WRITTEN TASK:
Copy out every line in which the string "JSON" occurs.

═══ DATASET CONTENT

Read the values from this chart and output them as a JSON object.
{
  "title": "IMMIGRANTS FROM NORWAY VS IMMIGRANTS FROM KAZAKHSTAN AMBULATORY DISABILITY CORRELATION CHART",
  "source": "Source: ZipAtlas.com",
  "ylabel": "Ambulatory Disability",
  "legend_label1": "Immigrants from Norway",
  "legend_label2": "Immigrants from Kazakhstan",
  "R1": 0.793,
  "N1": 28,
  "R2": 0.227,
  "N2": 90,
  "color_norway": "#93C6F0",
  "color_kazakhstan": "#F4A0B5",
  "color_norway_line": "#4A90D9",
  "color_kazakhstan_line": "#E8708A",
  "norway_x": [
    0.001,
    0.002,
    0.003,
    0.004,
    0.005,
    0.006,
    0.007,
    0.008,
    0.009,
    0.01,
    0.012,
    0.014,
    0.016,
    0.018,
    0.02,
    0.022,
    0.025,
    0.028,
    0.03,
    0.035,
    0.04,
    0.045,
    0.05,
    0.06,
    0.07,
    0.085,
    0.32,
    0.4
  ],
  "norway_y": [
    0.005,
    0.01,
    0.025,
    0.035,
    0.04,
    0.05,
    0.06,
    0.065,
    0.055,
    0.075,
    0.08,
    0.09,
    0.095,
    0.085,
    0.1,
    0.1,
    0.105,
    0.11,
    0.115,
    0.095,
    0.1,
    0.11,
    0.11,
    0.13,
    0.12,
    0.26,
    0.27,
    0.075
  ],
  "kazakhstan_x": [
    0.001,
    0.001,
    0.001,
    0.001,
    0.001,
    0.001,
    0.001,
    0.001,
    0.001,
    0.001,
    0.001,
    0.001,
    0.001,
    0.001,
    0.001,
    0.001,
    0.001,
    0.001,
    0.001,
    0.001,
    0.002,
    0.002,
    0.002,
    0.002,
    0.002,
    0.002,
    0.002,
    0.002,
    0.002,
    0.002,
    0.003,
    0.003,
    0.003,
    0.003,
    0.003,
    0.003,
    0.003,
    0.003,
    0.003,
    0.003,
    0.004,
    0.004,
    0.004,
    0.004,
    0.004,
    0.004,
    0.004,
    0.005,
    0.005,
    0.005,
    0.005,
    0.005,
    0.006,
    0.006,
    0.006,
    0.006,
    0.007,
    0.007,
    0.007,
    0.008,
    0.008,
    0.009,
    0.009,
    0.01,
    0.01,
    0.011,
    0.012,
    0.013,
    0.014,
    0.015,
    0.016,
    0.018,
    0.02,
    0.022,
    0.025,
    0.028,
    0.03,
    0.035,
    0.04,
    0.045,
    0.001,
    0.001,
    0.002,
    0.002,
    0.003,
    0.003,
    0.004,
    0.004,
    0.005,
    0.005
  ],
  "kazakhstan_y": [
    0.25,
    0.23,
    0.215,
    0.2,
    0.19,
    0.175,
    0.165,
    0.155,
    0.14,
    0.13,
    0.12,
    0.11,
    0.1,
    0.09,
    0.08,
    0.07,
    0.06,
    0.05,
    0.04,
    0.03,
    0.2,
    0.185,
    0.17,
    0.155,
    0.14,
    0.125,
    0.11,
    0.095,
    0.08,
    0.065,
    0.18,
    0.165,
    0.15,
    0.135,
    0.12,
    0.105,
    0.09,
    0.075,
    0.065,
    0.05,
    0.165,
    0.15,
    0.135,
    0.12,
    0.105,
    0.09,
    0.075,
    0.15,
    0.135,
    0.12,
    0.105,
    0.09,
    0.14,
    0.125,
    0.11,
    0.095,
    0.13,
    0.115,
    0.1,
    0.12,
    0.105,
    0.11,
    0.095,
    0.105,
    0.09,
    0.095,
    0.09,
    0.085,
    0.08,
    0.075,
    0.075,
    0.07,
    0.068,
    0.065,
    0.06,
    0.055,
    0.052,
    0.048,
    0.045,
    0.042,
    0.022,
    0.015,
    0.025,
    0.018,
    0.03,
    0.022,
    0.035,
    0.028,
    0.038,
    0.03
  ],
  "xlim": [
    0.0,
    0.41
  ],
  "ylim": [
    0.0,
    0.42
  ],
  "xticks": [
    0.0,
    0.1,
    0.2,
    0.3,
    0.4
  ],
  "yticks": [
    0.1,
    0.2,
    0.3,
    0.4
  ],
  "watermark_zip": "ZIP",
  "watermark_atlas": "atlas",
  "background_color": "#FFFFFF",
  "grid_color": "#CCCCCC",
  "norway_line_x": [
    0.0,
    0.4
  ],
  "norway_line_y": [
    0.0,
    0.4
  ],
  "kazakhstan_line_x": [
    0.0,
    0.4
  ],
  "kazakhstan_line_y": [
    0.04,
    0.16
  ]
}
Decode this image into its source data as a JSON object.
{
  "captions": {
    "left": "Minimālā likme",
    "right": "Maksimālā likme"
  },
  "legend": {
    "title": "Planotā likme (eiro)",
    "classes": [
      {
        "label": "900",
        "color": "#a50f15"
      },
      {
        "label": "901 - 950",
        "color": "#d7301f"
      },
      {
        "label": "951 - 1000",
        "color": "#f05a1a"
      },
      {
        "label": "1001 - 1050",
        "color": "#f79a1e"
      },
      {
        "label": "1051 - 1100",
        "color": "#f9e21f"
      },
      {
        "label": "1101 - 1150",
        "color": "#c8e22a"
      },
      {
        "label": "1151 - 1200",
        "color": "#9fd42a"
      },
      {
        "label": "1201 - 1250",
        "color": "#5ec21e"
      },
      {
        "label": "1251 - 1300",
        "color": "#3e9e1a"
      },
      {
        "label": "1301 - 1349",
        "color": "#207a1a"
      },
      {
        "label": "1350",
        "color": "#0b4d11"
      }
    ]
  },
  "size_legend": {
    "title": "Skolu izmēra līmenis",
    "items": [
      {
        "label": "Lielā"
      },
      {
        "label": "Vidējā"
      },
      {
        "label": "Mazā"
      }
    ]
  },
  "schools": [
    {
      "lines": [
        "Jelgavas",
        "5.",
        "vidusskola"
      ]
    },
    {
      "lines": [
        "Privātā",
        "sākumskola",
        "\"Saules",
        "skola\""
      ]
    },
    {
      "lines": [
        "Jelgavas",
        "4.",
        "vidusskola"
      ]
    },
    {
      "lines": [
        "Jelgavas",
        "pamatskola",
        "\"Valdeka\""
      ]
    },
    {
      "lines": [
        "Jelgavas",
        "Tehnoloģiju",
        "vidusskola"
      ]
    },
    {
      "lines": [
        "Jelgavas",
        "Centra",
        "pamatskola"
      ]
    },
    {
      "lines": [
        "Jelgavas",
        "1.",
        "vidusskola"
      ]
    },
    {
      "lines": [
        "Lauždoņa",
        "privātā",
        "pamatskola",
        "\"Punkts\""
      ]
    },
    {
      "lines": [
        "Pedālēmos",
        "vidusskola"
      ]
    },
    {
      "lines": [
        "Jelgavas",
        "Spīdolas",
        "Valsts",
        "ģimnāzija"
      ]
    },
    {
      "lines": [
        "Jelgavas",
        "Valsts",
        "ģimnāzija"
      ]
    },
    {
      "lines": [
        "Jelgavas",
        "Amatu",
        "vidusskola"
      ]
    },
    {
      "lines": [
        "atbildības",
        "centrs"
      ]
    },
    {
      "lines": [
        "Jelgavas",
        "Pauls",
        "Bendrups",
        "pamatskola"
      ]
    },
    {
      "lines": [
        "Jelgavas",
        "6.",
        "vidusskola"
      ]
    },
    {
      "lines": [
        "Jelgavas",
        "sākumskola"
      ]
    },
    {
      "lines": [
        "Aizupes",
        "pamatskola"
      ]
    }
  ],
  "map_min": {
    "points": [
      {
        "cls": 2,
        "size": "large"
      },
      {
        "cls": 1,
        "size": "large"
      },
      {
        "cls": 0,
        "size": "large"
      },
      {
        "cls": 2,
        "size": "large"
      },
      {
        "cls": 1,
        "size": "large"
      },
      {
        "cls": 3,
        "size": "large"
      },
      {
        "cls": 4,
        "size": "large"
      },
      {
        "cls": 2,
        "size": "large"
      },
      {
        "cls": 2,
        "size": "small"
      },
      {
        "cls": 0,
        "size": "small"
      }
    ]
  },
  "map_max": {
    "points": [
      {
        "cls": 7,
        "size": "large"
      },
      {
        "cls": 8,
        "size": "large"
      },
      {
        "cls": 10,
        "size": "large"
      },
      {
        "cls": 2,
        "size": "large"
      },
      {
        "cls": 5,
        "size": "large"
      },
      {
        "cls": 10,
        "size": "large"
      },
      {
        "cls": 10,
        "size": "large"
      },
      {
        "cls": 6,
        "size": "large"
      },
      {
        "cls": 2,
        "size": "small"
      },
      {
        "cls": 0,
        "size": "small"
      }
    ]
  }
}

══════

COMPLETED EXERCISE:
Read the values from this chart and output them as a JSON object.
Decode this image into its source data as a JSON object.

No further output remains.